DOCUMENT SEGMENT:
· · · ·

As we noted in our review, the Novation SL MKIII's ability to sequence and control analogue hardware, MIDI-equipped instruments, plugins and your DAW all from one interface and clock source is excellent.

Here, we're going take you through the steps required by Logic Pro users if they want to control their hardware using the SL MKIII.

(Image credit: Future)

Step 1: In Logic, for example, there’s an External Instrument plugin found in Instruments » Logic » Utility » External Instrument. With a Korg Prophecy synth hooked up to inputs 1 and 2 of our audio interface, we select these as the inputs in the plugin window. 

(Image credit: Future)

Step 2: Set Novation SL MkIII To DIN 1 as the MIDI Destination, then connect the SL MkIII’s MIDI Out port to your hardware synth’s MIDI In port using a standard 5-pin DIN MIDI cable. Set your synth to receive MIDI on just one channel. If you’re only using one synth, Channel 1 will be fine.

(Image credit: Future)

Step 3: Press Shift » Sessions on the SL to get to the Templates page, and check that the DIN setting has been enabled and set to 1. With this switched on, the MIDI note data transmitted when you play the SL’s keyboard will be sent out of the 5-pin DIN port that’s connected to the hardware synthesiser.

(Image credit: Future)

· · · ·

RECORDS SUPPLIED:
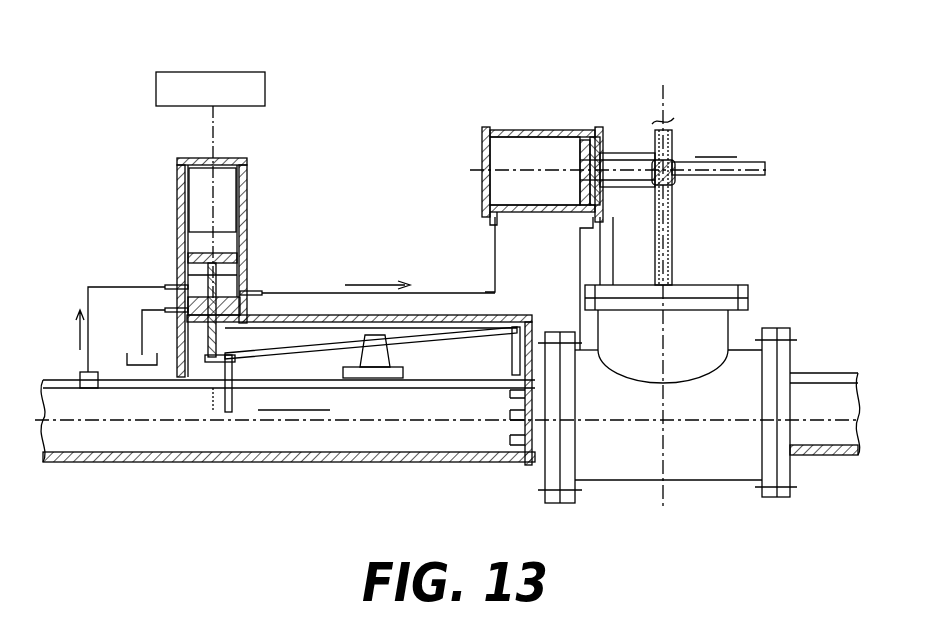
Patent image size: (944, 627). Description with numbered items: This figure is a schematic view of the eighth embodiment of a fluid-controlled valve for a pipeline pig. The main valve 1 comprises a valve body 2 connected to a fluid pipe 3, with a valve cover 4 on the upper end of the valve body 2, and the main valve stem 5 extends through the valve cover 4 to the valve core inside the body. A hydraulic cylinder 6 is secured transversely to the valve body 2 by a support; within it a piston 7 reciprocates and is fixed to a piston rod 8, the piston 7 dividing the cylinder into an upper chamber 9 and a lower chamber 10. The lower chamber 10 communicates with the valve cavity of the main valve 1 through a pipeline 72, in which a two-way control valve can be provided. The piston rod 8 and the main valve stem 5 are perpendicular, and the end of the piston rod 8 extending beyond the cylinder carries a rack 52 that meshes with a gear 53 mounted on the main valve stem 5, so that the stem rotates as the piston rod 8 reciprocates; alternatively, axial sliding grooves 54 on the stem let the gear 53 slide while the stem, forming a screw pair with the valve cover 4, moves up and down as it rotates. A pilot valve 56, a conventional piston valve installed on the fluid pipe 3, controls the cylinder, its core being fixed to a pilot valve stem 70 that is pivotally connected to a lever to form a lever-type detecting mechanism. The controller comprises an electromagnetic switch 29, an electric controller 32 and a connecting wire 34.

The main valve 1 is at (645, 455).
The valve body 2 is at (712, 345).
The fluid pipe 3 is at (346, 440).
The valve cover 4 is at (715, 292).
The valve stem 5 is at (673, 268).
The hydraulic cylinder 6 is at (483, 165).
The piston 7 is at (575, 185).
The piston rod 8 is at (618, 165).
The upper chamber 9 is at (522, 130).
The lower chamber 10 is at (575, 135).
The electromagnetic switch 29 is at (233, 190).
The electric controller 32 is at (265, 88).
The connecting wire 34 is at (218, 150).
The rack 52 is at (750, 176).
The gear 53 is at (677, 178).
The axial sliding grooves 54 is at (673, 230).
The pilot valve 56 is at (247, 262).
The pilot valve stem 70 is at (247, 284).
The pipeline 72 is at (578, 256).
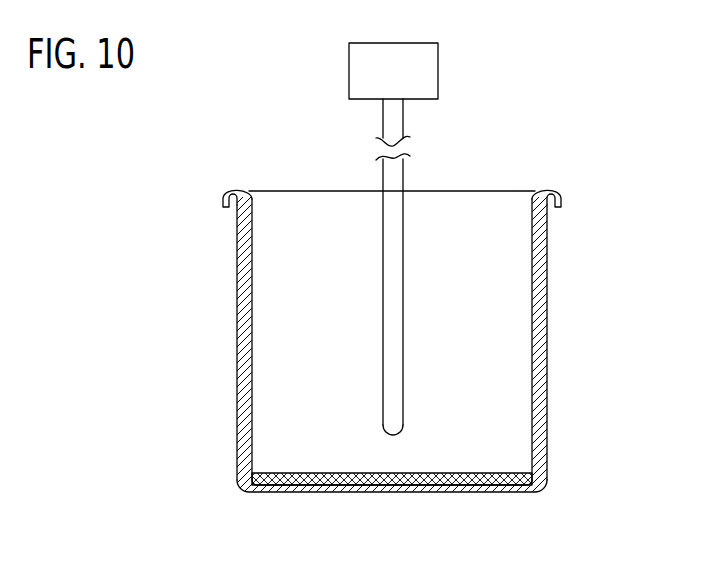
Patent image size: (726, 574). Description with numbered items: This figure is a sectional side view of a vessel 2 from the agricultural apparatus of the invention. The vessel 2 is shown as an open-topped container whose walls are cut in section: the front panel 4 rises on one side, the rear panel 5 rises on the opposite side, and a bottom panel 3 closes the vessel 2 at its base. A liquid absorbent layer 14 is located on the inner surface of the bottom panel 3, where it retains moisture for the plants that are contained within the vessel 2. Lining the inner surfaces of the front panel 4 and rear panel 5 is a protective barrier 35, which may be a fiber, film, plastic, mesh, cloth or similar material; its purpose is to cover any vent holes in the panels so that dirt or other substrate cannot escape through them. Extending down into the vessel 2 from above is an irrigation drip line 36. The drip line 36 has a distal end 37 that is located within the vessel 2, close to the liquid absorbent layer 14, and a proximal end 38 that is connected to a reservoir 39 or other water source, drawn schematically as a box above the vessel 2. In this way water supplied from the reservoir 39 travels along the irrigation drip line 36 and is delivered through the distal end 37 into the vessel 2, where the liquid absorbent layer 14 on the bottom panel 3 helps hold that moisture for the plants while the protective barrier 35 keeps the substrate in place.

The vessel 2 is at (425, 351).
The bottom panel 3 is at (392, 492).
The front panel 4 is at (237, 297).
The rear panel 5 is at (547, 386).
The liquid absorbent layer 14 is at (304, 473).
The protective barrier 35 is at (252, 341).
The irrigation drip line 36 is at (403, 278).
The distal end 37 is at (393, 426).
The proximal end 38 is at (392, 108).
The reservoir 39 is at (407, 81).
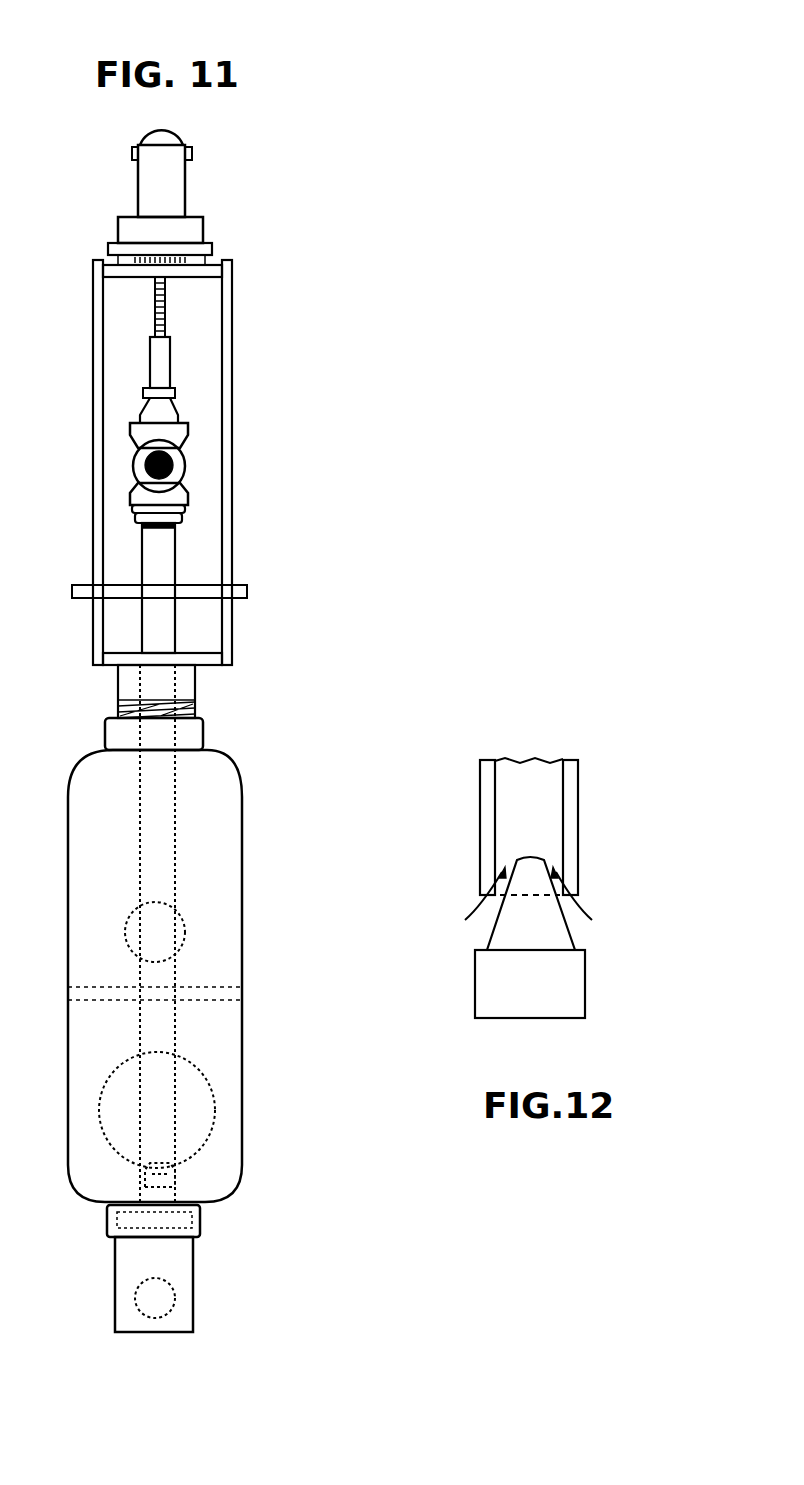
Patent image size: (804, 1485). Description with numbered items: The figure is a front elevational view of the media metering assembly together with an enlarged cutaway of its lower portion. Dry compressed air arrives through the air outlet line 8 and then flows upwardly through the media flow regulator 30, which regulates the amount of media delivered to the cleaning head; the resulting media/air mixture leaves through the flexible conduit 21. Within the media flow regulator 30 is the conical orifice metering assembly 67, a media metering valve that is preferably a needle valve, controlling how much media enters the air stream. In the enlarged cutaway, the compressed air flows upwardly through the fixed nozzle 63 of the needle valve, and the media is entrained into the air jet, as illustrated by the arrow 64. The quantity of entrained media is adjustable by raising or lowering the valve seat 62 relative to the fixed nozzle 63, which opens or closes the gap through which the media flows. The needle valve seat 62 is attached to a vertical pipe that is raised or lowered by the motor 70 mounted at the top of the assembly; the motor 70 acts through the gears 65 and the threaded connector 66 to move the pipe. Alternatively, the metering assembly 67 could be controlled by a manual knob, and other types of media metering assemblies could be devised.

In FIG. 11, the air outlet line 8 is at (150, 1295).
In FIG. 11, the flexible conduit 21 is at (170, 467).
In FIG. 11, the media flow regulator 30 is at (232, 241).
In FIG. 12, the valve seat 62 is at (573, 840).
In FIG. 11, the nozzle 63 is at (140, 1197).
In FIG. 12, the nozzle 63 is at (492, 987).
In FIG. 11, the arrow 64 is at (143, 845).
In FIG. 12, the arrow 64 is at (593, 916).
In FIG. 11, the gears 65 is at (110, 250).
In FIG. 11, the threaded connector 66 is at (165, 297).
In FIG. 11, the conical orifice metering assembly 67 is at (234, 1212).
In FIG. 12, the conical orifice metering assembly 67 is at (468, 790).
In FIG. 11, the motor 70 is at (158, 181).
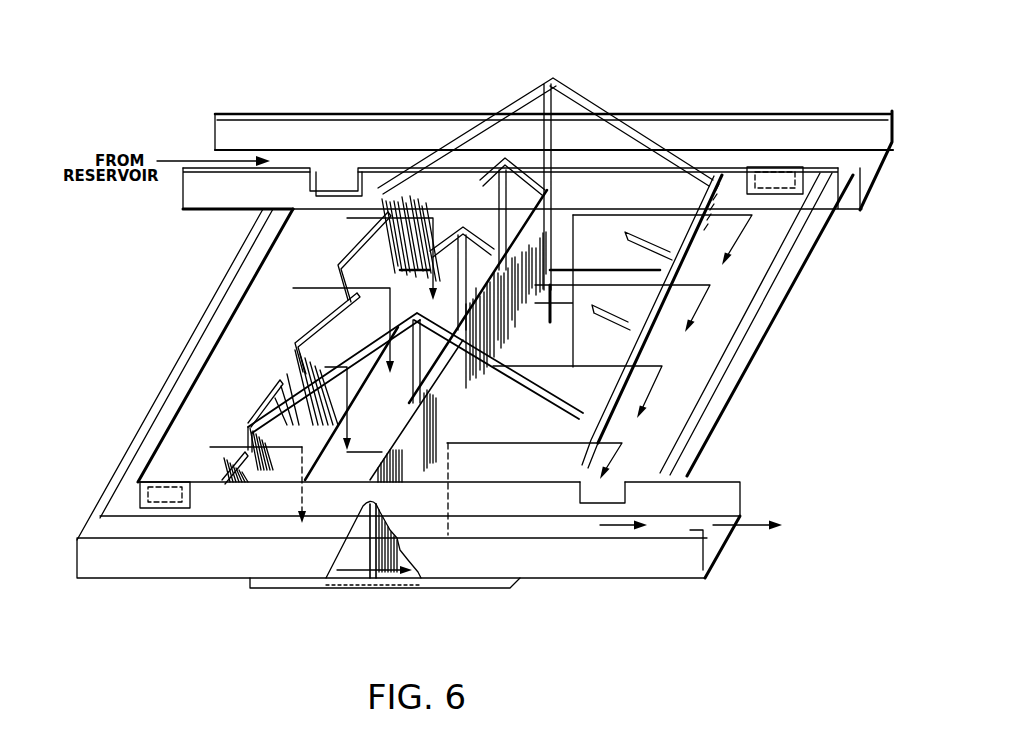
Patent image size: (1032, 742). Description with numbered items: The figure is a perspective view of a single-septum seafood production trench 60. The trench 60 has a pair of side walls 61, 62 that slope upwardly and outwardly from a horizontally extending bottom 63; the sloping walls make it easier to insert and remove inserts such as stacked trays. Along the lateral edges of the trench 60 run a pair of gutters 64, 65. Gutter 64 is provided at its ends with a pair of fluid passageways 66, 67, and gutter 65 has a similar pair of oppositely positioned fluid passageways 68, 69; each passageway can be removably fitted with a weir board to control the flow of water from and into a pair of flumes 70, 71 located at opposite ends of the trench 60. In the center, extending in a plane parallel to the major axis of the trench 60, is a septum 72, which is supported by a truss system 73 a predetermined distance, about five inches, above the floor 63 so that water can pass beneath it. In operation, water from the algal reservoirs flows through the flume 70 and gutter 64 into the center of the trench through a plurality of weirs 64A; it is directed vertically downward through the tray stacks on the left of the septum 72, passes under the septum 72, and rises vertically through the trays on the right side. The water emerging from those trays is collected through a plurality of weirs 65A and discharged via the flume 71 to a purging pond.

The single-septum seafood production trench 60 is at (150, 592).
The side wall 61 is at (384, 417).
The side wall 62 is at (633, 337).
The bottom 63 is at (395, 580).
The gutter 64 is at (230, 338).
The weirs 64A is at (366, 218).
The gutter 65 is at (752, 300).
The weirs 65A is at (706, 240).
The fluid passageway 66 is at (308, 236).
The fluid passageway 67 is at (152, 492).
The fluid passageway 68 is at (774, 180).
The fluid passageway 69 is at (613, 484).
The flume 70 is at (283, 161).
The flume 71 is at (212, 523).
The septum 72 is at (535, 223).
The truss system 73 is at (513, 104).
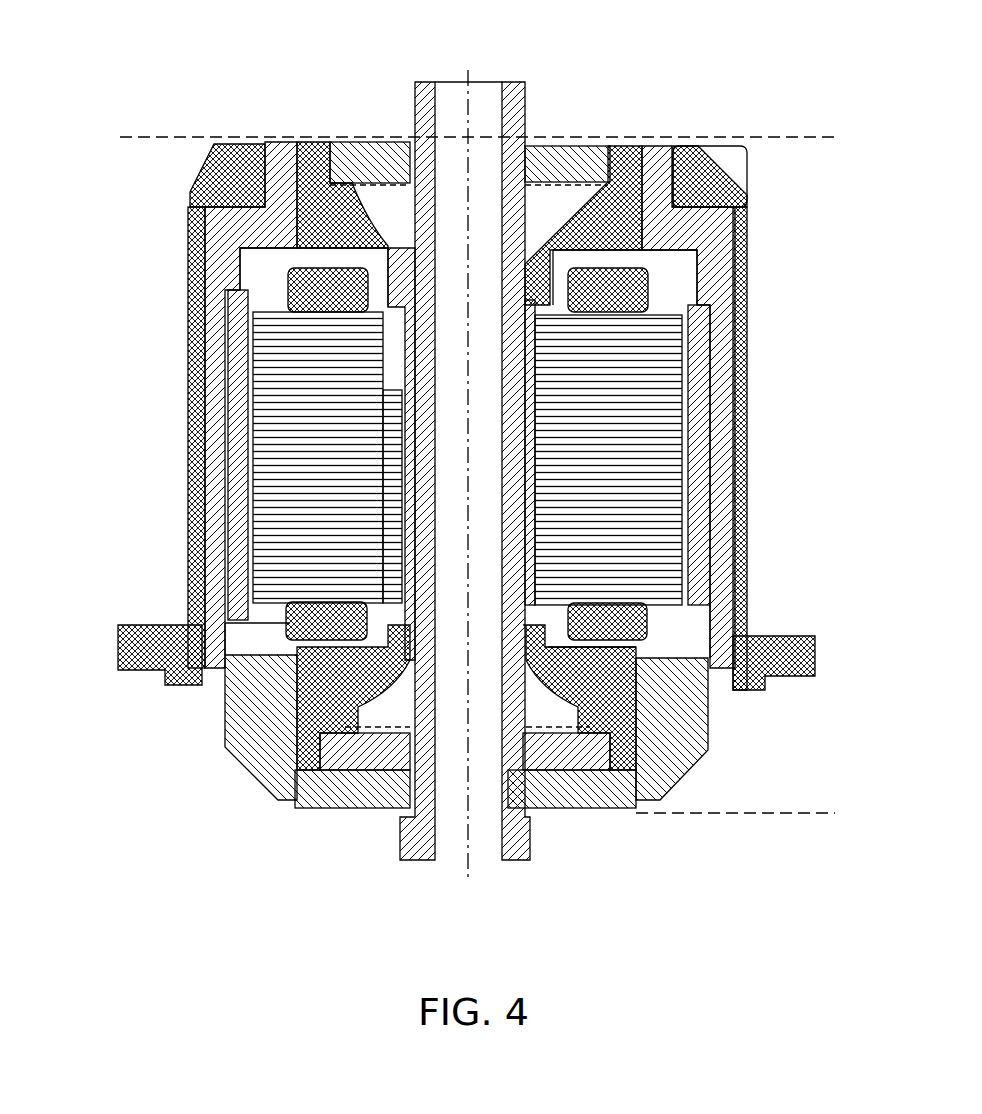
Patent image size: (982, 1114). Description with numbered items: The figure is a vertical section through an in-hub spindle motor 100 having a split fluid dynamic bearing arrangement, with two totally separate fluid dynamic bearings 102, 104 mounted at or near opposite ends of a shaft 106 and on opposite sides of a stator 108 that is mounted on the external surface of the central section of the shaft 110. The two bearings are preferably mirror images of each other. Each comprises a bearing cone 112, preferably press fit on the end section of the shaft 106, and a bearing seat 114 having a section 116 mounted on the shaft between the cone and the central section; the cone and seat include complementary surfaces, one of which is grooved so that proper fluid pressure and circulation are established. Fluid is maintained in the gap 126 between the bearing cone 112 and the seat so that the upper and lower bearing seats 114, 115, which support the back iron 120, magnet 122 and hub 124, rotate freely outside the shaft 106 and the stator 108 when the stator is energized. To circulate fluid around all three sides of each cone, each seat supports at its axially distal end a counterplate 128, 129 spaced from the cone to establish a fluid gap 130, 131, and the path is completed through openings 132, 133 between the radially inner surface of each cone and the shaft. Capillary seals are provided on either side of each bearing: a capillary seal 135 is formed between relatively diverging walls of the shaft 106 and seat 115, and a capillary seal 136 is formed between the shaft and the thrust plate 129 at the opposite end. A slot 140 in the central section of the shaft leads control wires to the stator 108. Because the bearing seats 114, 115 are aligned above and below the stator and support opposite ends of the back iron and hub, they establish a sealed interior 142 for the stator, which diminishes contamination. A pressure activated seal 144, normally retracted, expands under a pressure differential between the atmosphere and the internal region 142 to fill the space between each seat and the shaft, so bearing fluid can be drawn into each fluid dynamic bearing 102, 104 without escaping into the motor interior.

The spindle motor 100 is at (231, 118).
The fluid dynamic bearing 102 is at (373, 195).
The fluid dynamic bearing 104 is at (395, 712).
The shaft 106 is at (517, 100).
The stator 108 is at (550, 455).
The central section of the shaft 110 is at (535, 557).
The bearing cone 112 is at (388, 807).
The bearing seat 114 is at (297, 807).
The bearing seat 115 is at (310, 145).
The section of the bearing seat 116 is at (607, 602).
The back iron 120 is at (702, 168).
The magnet 122 is at (702, 318).
The hub 124 is at (748, 250).
The gap 126 is at (365, 216).
The counterplate 128 is at (590, 760).
The counterplate 129 is at (580, 160).
The fluid gap 130 is at (555, 770).
The fluid gap 131 is at (396, 158).
The opening 132 is at (520, 730).
The opening 133 is at (657, 175).
The capillary seal 135 is at (640, 240).
The capillary seal 136 is at (649, 333).
The slot 140 is at (392, 371).
The sealed interior 142 is at (687, 642).
The pressure activated seal 144 is at (558, 317).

· · · ·

TASKS AND EXERCISES:
1. Output the rows unchanged, starting at the line that contains "Patent image size: (726, 574)." and stopping after the line that contains "The reservoir 39 is at (407, 81).".
2. Go on with the guide to controlling hardware synths from Logic Pro through the Novation SL MkIII, picking up after its final sentence.

RESPONSES TO THE EXERCISE:
1.
Patent image size: (726, 574). Description with numbered items: This figure is a sectional side view of a vessel 2 from the agricultural apparatus of the invention. The vessel 2 is shown as an open-topped container whose walls are cut in section: the front panel 4 rises on one side, the rear panel 5 rises on the opposite side, and a bottom panel 3 closes the vessel 2 at its base. A liquid absorbent layer 14 is located on the inner surface of the bottom panel 3, where it retains moisture for the plants that are contained within the vessel 2. Lining the inner surfaces of the front panel 4 and rear panel 5 is a protective barrier 35, which may be a fiber, film, plastic, mesh, cloth or similar material; its purpose is to cover any vent holes in the panels so that dirt or other substrate cannot escape through them. Extending down into the vessel 2 from above is an irrigation drip line 36. The drip line 36 has a distal end 37 that is located within the vessel 2, close to the liquid absorbent layer 14, and a proximal end 38 that is connected to a reservoir 39 or other water source, drawn schematically as a box above the vessel 2. In this way water supplied from the reservoir 39 travels along the irrigation drip line 36 and is delivered through the distal end 37 into the vessel 2, where the liquid absorbent layer 14 on the bottom panel 3 helps hold that moisture for the plants while the protective barrier 35 keeps the substrate in place.

The vessel 2 is at (425, 351).
The bottom panel 3 is at (392, 492).
The front panel 4 is at (237, 297).
The rear panel 5 is at (547, 386).
The liquid absorbent layer 14 is at (304, 473).
The protective barrier 35 is at (252, 341).
The irrigation drip line 36 is at (403, 278).
The distal end 37 is at (393, 426).
The proximal end 38 is at (392, 108).
The reservoir 39 is at (407, 81).

2.
Step 4: Now, when you play the SL MkIII’s keyboard, you’ll be triggering the synth. Record a MIDI part into your DAW. If you want to use the SL’s transport controls to do this, hit the InControl button, followed by the Record button. This will activate your DAW’s Record mode.

(Image credit: Future)

Step 5: Hit Stop when done recording. You can now use your DAW’s MIDI editing tools to quantise and edit your part if desired, just as you would with any softsynth. But there’s a snag: when we create a new software instrument track to record in, say, an accompanying kick drum part, we’re still triggering the Prophecy along with the kick. 

(Image credit: Future)

Step 6: We get around this by opening the Templates page on the SL once more, then turning off the DIN setting. This prevents MIDI data being transmitted from the MIDI Out port. It’s still going down the USB cable to the DAW, though, so we can trigger the kick drum. Now, when we play the SL, all we’re triggering is the kick.